## Start Input rows

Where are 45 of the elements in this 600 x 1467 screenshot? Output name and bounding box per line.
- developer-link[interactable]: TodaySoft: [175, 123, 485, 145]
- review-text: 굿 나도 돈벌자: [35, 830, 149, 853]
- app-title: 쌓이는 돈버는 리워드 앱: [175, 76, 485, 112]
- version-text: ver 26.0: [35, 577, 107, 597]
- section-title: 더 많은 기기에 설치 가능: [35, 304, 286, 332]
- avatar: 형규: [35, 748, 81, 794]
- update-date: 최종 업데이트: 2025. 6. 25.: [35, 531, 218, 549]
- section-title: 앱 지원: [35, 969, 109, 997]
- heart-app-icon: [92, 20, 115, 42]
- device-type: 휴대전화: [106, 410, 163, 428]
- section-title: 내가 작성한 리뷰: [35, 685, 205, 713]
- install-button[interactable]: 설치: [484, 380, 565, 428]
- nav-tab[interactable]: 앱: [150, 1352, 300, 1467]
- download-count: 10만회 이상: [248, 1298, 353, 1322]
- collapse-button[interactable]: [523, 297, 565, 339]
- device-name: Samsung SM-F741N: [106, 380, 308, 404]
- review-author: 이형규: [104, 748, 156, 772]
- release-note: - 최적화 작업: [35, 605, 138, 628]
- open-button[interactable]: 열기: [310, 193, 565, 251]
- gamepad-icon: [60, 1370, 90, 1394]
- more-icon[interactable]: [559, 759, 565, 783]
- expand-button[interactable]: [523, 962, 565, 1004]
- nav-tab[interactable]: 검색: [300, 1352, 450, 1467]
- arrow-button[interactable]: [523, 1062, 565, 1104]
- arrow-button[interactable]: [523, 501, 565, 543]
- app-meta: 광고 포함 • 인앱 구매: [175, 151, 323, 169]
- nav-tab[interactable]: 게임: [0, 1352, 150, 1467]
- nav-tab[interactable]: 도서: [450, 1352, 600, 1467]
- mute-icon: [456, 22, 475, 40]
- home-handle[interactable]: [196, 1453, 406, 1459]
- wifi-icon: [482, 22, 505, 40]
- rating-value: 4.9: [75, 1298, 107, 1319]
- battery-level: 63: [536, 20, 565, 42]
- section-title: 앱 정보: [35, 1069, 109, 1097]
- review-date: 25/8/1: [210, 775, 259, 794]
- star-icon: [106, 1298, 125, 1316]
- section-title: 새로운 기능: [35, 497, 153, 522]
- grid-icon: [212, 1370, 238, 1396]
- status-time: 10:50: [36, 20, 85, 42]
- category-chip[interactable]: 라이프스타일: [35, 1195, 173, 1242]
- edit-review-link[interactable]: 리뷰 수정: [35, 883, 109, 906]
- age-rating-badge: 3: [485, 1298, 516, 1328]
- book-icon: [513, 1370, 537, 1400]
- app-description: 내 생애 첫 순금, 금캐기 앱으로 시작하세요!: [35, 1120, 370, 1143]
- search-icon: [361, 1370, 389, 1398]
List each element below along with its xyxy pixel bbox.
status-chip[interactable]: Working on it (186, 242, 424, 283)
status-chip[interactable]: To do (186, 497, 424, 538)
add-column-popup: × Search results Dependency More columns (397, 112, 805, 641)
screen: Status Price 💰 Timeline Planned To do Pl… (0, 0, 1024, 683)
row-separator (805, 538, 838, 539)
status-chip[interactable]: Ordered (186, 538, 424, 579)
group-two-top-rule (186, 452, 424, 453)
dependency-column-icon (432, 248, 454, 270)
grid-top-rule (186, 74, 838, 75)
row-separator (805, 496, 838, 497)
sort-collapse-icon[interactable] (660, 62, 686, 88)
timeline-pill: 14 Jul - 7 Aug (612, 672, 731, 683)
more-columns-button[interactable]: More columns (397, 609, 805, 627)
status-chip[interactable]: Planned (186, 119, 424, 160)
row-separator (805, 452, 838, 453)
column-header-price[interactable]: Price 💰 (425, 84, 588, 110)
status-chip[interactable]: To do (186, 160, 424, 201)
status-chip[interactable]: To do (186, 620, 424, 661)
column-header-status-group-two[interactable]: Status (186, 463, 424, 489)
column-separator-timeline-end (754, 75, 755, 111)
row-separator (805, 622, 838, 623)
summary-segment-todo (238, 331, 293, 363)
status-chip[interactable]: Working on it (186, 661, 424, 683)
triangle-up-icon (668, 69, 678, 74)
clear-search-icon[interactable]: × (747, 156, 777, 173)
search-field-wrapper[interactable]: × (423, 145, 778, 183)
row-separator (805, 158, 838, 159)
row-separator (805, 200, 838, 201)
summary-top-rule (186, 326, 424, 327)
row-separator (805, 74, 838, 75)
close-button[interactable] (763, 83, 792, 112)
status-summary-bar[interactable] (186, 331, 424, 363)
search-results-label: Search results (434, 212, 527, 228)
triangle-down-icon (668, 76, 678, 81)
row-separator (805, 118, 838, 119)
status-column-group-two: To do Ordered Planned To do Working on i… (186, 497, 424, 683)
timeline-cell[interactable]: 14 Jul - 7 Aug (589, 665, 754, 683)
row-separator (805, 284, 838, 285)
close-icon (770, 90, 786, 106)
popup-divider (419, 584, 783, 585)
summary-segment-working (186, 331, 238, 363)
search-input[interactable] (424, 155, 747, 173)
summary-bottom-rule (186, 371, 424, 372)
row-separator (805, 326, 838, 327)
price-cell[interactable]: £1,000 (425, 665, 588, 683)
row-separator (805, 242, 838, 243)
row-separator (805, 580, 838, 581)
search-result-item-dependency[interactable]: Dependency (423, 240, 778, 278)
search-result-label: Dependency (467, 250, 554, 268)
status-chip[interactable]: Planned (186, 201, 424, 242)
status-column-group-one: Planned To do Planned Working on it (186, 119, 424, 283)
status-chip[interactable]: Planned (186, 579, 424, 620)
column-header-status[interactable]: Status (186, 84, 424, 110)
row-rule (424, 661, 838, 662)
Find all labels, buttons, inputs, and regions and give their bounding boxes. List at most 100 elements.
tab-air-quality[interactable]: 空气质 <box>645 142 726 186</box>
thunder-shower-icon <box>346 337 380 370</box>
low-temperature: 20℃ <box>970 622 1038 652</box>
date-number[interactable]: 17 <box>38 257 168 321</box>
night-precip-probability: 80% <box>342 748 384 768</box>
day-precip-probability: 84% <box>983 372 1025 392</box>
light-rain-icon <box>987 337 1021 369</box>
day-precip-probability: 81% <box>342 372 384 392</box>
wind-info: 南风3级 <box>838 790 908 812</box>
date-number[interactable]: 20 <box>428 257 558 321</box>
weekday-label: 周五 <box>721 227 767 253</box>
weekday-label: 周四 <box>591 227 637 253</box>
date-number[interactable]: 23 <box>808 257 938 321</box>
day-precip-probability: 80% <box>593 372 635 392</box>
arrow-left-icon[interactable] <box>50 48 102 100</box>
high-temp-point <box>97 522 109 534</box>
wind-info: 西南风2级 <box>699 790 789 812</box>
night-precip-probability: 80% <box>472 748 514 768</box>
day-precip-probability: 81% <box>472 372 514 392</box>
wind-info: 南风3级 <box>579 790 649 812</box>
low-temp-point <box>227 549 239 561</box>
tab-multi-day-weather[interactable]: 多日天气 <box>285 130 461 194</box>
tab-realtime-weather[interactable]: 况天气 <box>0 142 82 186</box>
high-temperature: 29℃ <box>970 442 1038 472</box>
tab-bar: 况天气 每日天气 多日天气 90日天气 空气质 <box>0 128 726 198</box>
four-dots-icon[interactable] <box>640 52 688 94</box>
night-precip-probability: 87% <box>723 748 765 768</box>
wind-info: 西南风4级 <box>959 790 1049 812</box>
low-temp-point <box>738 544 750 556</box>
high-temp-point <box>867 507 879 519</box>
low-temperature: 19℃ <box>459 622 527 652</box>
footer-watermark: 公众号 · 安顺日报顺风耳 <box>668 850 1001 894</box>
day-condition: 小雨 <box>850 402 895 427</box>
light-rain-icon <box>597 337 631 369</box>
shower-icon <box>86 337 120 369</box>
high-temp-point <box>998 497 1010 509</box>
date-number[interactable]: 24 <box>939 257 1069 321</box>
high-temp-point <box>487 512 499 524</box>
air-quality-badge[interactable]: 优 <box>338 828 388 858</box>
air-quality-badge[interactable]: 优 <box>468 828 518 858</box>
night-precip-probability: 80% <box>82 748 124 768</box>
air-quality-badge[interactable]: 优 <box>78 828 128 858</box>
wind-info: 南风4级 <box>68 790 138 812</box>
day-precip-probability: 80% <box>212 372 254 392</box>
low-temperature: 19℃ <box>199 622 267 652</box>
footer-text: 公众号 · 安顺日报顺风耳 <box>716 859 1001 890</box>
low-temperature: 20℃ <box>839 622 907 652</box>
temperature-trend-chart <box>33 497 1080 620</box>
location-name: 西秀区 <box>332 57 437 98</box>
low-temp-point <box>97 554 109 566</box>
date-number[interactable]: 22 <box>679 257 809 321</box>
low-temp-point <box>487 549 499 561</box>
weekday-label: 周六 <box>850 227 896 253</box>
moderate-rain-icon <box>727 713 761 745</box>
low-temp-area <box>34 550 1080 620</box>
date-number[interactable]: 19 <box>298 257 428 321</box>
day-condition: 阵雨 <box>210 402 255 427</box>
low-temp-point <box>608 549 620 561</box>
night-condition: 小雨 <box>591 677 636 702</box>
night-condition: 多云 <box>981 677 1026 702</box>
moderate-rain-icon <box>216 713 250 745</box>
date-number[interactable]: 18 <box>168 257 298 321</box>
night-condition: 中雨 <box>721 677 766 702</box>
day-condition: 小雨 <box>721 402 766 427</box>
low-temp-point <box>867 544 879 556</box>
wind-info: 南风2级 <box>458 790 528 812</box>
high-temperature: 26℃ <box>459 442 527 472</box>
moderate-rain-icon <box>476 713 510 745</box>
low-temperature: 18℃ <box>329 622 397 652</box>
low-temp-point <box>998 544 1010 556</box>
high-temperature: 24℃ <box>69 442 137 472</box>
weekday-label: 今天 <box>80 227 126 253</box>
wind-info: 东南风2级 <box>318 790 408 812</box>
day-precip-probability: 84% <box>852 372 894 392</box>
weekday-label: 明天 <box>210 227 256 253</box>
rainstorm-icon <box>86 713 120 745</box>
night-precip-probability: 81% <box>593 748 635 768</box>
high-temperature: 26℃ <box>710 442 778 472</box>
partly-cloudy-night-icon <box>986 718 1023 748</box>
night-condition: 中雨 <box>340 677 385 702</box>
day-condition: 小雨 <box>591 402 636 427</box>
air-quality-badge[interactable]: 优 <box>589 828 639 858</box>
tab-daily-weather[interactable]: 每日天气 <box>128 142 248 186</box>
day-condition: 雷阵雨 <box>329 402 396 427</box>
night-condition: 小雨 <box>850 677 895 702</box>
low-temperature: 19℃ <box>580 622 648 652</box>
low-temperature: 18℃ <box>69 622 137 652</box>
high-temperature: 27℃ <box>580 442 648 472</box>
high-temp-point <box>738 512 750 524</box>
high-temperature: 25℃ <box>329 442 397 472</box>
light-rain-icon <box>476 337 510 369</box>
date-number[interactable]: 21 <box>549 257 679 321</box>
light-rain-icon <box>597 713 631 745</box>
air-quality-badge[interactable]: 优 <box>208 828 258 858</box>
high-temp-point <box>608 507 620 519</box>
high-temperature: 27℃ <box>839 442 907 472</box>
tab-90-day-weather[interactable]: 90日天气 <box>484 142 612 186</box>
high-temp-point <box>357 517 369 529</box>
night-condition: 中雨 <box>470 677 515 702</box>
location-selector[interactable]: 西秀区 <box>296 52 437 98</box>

## End Input rows

* **Task to carry out**
Copy out word for word the rows from the start of the rows through the line containing "- battery-level: 63: [536, 20, 565, 42]", both ends included.

* **Reply to the task**
Where are 45 of the elements in this 600 x 1467 screenshot? Output name and bounding box per line.
- developer-link[interactable]: TodaySoft: [175, 123, 485, 145]
- review-text: 굿 나도 돈벌자: [35, 830, 149, 853]
- app-title: 쌓이는 돈버는 리워드 앱: [175, 76, 485, 112]
- version-text: ver 26.0: [35, 577, 107, 597]
- section-title: 더 많은 기기에 설치 가능: [35, 304, 286, 332]
- avatar: 형규: [35, 748, 81, 794]
- update-date: 최종 업데이트: 2025. 6. 25.: [35, 531, 218, 549]
- section-title: 앱 지원: [35, 969, 109, 997]
- heart-app-icon: [92, 20, 115, 42]
- device-type: 휴대전화: [106, 410, 163, 428]
- section-title: 내가 작성한 리뷰: [35, 685, 205, 713]
- install-button[interactable]: 설치: [484, 380, 565, 428]
- nav-tab[interactable]: 앱: [150, 1352, 300, 1467]
- download-count: 10만회 이상: [248, 1298, 353, 1322]
- collapse-button[interactable]: [523, 297, 565, 339]
- device-name: Samsung SM-F741N: [106, 380, 308, 404]
- review-author: 이형규: [104, 748, 156, 772]
- release-note: - 최적화 작업: [35, 605, 138, 628]
- open-button[interactable]: 열기: [310, 193, 565, 251]
- gamepad-icon: [60, 1370, 90, 1394]
- more-icon[interactable]: [559, 759, 565, 783]
- expand-button[interactable]: [523, 962, 565, 1004]
- nav-tab[interactable]: 검색: [300, 1352, 450, 1467]
- arrow-button[interactable]: [523, 1062, 565, 1104]
- arrow-button[interactable]: [523, 501, 565, 543]
- app-meta: 광고 포함 • 인앱 구매: [175, 151, 323, 169]
- nav-tab[interactable]: 게임: [0, 1352, 150, 1467]
- nav-tab[interactable]: 도서: [450, 1352, 600, 1467]
- mute-icon: [456, 22, 475, 40]
- home-handle[interactable]: [196, 1453, 406, 1459]
- wifi-icon: [482, 22, 505, 40]
- rating-value: 4.9: [75, 1298, 107, 1319]
- battery-level: 63: [536, 20, 565, 42]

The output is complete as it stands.